● EXERCISE INSTRUCTIONS: Below is some material; set it all down exactly, apart from the pictures.

● EXCERPTED RECORDS:
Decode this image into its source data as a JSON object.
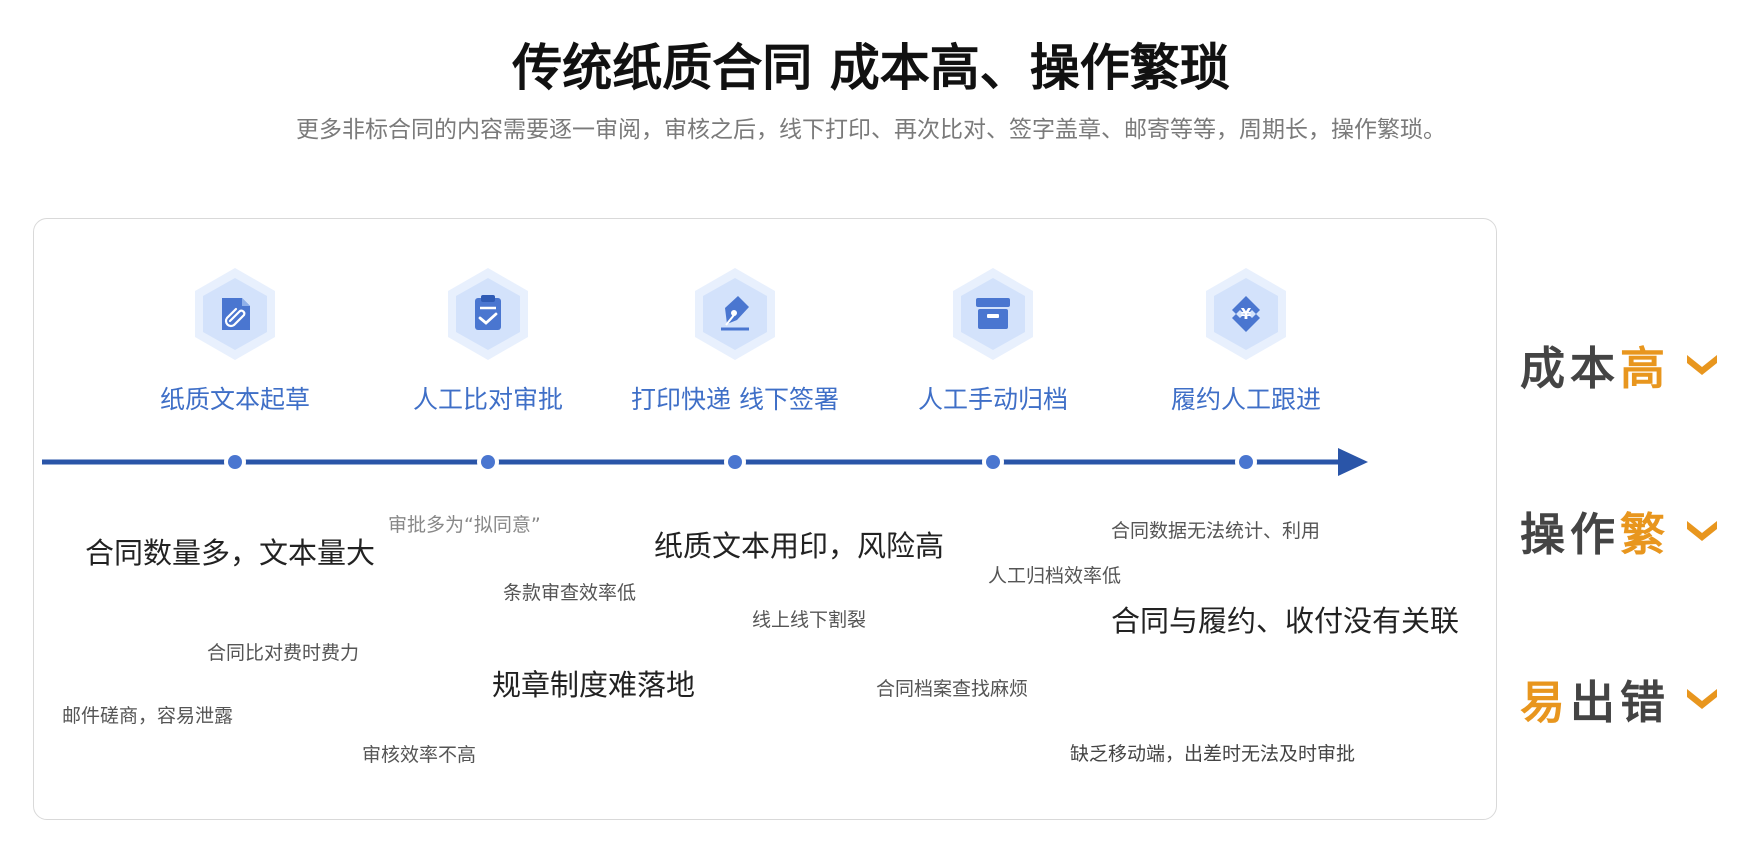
{
  "header": {
    "title": "传统纸质合同 成本高、操作繁琐",
    "subtitle": "更多非标合同的内容需要逐一审阅，审核之后，线下打印、再次比对、签字盖章、邮寄等等，周期长，操作繁琐。"
  },
  "steps": [
    {
      "label": "纸质文本起草",
      "icon": "paperclip-document-icon"
    },
    {
      "label": "人工比对审批",
      "icon": "clipboard-check-icon"
    },
    {
      "label": "打印快递 线下签署",
      "icon": "pen-sign-icon"
    },
    {
      "label": "人工手动归档",
      "icon": "archive-box-icon"
    },
    {
      "label": "履约人工跟进",
      "icon": "yuan-exchange-icon"
    }
  ],
  "issues": [
    "合同数量多，文本量大",
    "审批多为“拟同意”",
    "条款审查效率低",
    "合同比对费时费力",
    "规章制度难落地",
    "邮件磋商，容易泄露",
    "审核效率不高",
    "纸质文本用印，风险高",
    "线上线下割裂",
    "合同档案查找麻烦",
    "人工归档效率低",
    "合同数据无法统计、利用",
    "合同与履约、收付没有关联",
    "缺乏移动端，出差时无法及时审批"
  ],
  "side": [
    {
      "main": "成本",
      "accent": "高"
    },
    {
      "main": "操作",
      "accent": "繁"
    },
    {
      "main": "出错",
      "accent": "易"
    }
  ],
  "colors": {
    "timeline": "#2a55a8",
    "step_text": "#3f6fc7",
    "accent": "#e8961e",
    "hexagon_light": "#dce8fb",
    "icon_fill": "#4a76d0"
  }
}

● REPLY:
Decode this image into its source data as a JSON object.
{
  "header": {
    "title": "传统纸质合同 成本高、操作繁琐",
    "subtitle": "更多非标合同的内容需要逐一审阅，审核之后，线下打印、再次比对、签字盖章、邮寄等等，周期长，操作繁琐。"
  },
  "steps": [
    {
      "label": "纸质文本起草",
      "icon": "paperclip-document-icon"
    },
    {
      "label": "人工比对审批",
      "icon": "clipboard-check-icon"
    },
    {
      "label": "打印快递 线下签署",
      "icon": "pen-sign-icon"
    },
    {
      "label": "人工手动归档",
      "icon": "archive-box-icon"
    },
    {
      "label": "履约人工跟进",
      "icon": "yuan-exchange-icon"
    }
  ],
  "issues": [
    "合同数量多，文本量大",
    "审批多为“拟同意”",
    "条款审查效率低",
    "合同比对费时费力",
    "规章制度难落地",
    "邮件磋商，容易泄露",
    "审核效率不高",
    "纸质文本用印，风险高",
    "线上线下割裂",
    "合同档案查找麻烦",
    "人工归档效率低",
    "合同数据无法统计、利用",
    "合同与履约、收付没有关联",
    "缺乏移动端，出差时无法及时审批"
  ],
  "side": [
    {
      "main": "成本",
      "accent": "高"
    },
    {
      "main": "操作",
      "accent": "繁"
    },
    {
      "main": "出错",
      "accent": "易"
    }
  ],
  "colors": {
    "timeline": "#2a55a8",
    "step_text": "#3f6fc7",
    "accent": "#e8961e",
    "hexagon_light": "#dce8fb",
    "icon_fill": "#4a76d0"
  }
}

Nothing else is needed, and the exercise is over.